• Instructions for the task:
Reproduce the passage from the article on genetic risk for alcohol use disorder that begins at the words "According to the" and stops after the words "remained largely unknown.".

• Supplied passage:

A recent study sheds light on why certain individuals are more prone to alcohol-related issues.
Researchers at Rutgers Health have found that the brain immune cells in individuals with a high genetic predisposition for alcohol use disorder (AUD) react differently to alcohol compared to those with a low risk.
The findings published in Science Advances may help clarify the reasons behind varying susceptibility to drinking problems and could pave the way for personalized treatment options.
“This study is the first to illustrate how genetic variations that heighten the risk of AUD influence the behavior of certain brain cells,” stated Zhiping Pang, a professor of neuroscience and cell biology at Robert Wood Johnson Medical School and a resident scientist at the Child Health Institute of New Jersey, as well as a core member of the Rutgers Brain Health Institute.
“We began with a straightforward model, but as our research develops into more complex models, we’ll gain deeper insights into brain activity,” Pang, the senior author of the study, elaborated. “We hope our findings will lead to new treatment strategies since effective treatments for AUD are currently lacking.”
According to the 2023 National Survey on Drug Use and Health, about 28.9 million Americans aged 12 and older are affected by alcohol use disorder. While it has been established that AUD often runs in families, with genetic factors contributing to 40% to 60% of the risk, the biological mechanisms involved have remained largely unknown.
The research team collected blood samples from two groups: individuals with a high genetic risk for AUD who had been diagnosed with alcohol issues and those with a low genetic risk who did not have drinking problems. They converted these blood cells into stem cells, which then developed into a specific kind of brain immune cell known as microglia.
These cells from both groups were then exposed to alcohol levels that imitate those found in the bloodstream after consuming alcohol.
“The microglia from individuals with high genetic risk showed significantly higher activity levels compared to those with lower genetic risk after alcohol exposure,” explained Xindi Li, the lead author of the study and a postdoctoral fellow at the Child Health Institute of New Jersey.

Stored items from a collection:
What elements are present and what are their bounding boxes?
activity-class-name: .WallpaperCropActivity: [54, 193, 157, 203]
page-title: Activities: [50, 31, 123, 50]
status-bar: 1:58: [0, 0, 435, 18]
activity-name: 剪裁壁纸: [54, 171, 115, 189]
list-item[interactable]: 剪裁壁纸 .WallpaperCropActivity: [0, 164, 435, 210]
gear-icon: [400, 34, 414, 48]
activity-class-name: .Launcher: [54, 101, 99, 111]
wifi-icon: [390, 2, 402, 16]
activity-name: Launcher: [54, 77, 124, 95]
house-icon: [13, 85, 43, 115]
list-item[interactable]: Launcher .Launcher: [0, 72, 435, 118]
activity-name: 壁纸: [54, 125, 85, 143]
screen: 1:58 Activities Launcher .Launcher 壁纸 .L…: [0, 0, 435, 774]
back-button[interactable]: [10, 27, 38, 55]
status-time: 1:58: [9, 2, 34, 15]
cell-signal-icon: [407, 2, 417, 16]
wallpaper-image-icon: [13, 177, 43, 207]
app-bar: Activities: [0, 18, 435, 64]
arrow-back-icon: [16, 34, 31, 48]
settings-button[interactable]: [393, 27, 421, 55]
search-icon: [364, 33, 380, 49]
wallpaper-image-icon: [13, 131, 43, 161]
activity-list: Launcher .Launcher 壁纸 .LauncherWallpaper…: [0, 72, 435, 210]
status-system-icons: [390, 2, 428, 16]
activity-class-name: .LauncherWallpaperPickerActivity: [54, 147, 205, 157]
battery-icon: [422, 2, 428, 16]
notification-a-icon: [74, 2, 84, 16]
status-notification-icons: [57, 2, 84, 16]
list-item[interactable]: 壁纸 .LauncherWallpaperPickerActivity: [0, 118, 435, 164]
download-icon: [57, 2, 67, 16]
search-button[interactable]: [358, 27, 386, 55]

• Response to this exercise:
According to the 2023 National Survey on Drug Use and Health, about 28.9 million Americans aged 12 and older are affected by alcohol use disorder. While it has been established that AUD often runs in families, with genetic factors contributing to 40% to 60% of the risk, the biological mechanisms involved have remained largely unknown.